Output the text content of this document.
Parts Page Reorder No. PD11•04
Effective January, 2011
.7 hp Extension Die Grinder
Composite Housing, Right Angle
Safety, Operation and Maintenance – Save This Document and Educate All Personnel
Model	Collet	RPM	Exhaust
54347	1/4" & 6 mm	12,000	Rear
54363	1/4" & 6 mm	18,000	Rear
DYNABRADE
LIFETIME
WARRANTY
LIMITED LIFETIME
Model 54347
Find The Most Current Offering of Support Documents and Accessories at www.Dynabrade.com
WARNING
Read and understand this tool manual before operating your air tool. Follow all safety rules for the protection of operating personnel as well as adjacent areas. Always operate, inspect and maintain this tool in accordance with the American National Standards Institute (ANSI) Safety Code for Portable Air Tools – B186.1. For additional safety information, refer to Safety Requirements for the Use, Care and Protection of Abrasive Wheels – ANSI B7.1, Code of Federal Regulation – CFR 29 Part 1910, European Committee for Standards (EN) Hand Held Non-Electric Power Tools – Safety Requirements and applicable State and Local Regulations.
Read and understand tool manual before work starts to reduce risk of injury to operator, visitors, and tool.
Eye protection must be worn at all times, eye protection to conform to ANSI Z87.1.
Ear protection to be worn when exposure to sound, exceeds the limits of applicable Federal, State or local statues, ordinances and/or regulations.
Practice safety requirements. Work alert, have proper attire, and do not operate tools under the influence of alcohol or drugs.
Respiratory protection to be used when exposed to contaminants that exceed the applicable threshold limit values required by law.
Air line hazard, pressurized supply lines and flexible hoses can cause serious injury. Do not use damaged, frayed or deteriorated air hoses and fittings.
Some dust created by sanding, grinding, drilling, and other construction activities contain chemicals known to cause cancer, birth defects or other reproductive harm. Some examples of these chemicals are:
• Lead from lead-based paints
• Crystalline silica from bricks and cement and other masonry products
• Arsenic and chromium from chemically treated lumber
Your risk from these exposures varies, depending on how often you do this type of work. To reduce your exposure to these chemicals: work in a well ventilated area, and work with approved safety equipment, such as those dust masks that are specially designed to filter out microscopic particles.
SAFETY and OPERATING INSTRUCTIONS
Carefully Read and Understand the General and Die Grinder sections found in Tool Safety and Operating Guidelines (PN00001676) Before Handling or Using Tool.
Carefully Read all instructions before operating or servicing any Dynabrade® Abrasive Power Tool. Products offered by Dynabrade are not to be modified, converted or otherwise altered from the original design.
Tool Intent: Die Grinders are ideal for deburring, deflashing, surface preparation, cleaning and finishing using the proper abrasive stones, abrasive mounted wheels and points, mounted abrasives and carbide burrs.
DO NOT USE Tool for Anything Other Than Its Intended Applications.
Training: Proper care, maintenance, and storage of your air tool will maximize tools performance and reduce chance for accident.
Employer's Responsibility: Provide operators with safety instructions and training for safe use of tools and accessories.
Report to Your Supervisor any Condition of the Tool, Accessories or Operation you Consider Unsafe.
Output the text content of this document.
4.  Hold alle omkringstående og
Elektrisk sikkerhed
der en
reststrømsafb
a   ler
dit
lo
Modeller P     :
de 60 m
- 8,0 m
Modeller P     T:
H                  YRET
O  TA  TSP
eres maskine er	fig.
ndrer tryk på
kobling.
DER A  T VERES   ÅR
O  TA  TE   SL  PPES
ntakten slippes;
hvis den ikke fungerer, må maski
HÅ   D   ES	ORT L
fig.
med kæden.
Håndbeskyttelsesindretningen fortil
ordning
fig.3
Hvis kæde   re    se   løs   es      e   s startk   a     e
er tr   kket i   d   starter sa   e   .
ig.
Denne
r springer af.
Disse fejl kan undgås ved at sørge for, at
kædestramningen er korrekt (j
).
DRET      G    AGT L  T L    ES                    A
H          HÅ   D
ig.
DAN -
*-*-*
_Exercise brief_: Retype all of the data shown above, word for word.

_Answer for this exercise_:
Output the text content of this document.
Parts Page Reorder No. PD11•04
Effective January, 2011
.7 hp Extension Die Grinder
Composite Housing, Right Angle
Safety, Operation and Maintenance – Save This Document and Educate All Personnel
Model	Collet	RPM	Exhaust
54347	1/4" & 6 mm	12,000	Rear
54363	1/4" & 6 mm	18,000	Rear
DYNABRADE
LIFETIME
WARRANTY
LIMITED LIFETIME
Model 54347
Find The Most Current Offering of Support Documents and Accessories at www.Dynabrade.com
WARNING
Read and understand this tool manual before operating your air tool. Follow all safety rules for the protection of operating personnel as well as adjacent areas. Always operate, inspect and maintain this tool in accordance with the American National Standards Institute (ANSI) Safety Code for Portable Air Tools – B186.1. For additional safety information, refer to Safety Requirements for the Use, Care and Protection of Abrasive Wheels – ANSI B7.1, Code of Federal Regulation – CFR 29 Part 1910, European Committee for Standards (EN) Hand Held Non-Electric Power Tools – Safety Requirements and applicable State and Local Regulations.
Read and understand tool manual before work starts to reduce risk of injury to operator, visitors, and tool.
Eye protection must be worn at all times, eye protection to conform to ANSI Z87.1.
Ear protection to be worn when exposure to sound, exceeds the limits of applicable Federal, State or local statues, ordinances and/or regulations.
Practice safety requirements. Work alert, have proper attire, and do not operate tools under the influence of alcohol or drugs.
Respiratory protection to be used when exposed to contaminants that exceed the applicable threshold limit values required by law.
Air line hazard, pressurized supply lines and flexible hoses can cause serious injury. Do not use damaged, frayed or deteriorated air hoses and fittings.
Some dust created by sanding, grinding, drilling, and other construction activities contain chemicals known to cause cancer, birth defects or other reproductive harm. Some examples of these chemicals are:
• Lead from lead-based paints
• Crystalline silica from bricks and cement and other masonry products
• Arsenic and chromium from chemically treated lumber
Your risk from these exposures varies, depending on how often you do this type of work. To reduce your exposure to these chemicals: work in a well ventilated area, and work with approved safety equipment, such as those dust masks that are specially designed to filter out microscopic particles.
SAFETY and OPERATING INSTRUCTIONS
Carefully Read and Understand the General and Die Grinder sections found in Tool Safety and Operating Guidelines (PN00001676) Before Handling or Using Tool.
Carefully Read all instructions before operating or servicing any Dynabrade® Abrasive Power Tool. Products offered by Dynabrade are not to be modified, converted or otherwise altered from the original design.
Tool Intent: Die Grinders are ideal for deburring, deflashing, surface preparation, cleaning and finishing using the proper abrasive stones, abrasive mounted wheels and points, mounted abrasives and carbide burrs.
DO NOT USE Tool for Anything Other Than Its Intended Applications.
Training: Proper care, maintenance, and storage of your air tool will maximize tools performance and reduce chance for accident.
Employer's Responsibility: Provide operators with safety instructions and training for safe use of tools and accessories.
Report to Your Supervisor any Condition of the Tool, Accessories or Operation you Consider Unsafe.
Output the text content of this document.
4.  Hold alle omkringstående og
Elektrisk sikkerhed
der en
reststrømsafb
a   ler
dit
lo
Modeller P     :
de 60 m
- 8,0 m
Modeller P     T:
H                  YRET
O  TA  TSP
eres maskine er	fig.
ndrer tryk på
kobling.
DER A  T VERES   ÅR
O  TA  TE   SL  PPES
ntakten slippes;
hvis den ikke fungerer, må maski
HÅ   D   ES	ORT L
fig.
med kæden.
Håndbeskyttelsesindretningen fortil
ordning
fig.3
Hvis kæde   re    se   løs   es      e   s startk   a     e
er tr   kket i   d   starter sa   e   .
ig.
Denne
r springer af.
Disse fejl kan undgås ved at sørge for, at
kædestramningen er korrekt (j
).
DRET      G    AGT L  T L    ES                    A
H          HÅ   D
ig.
DAN -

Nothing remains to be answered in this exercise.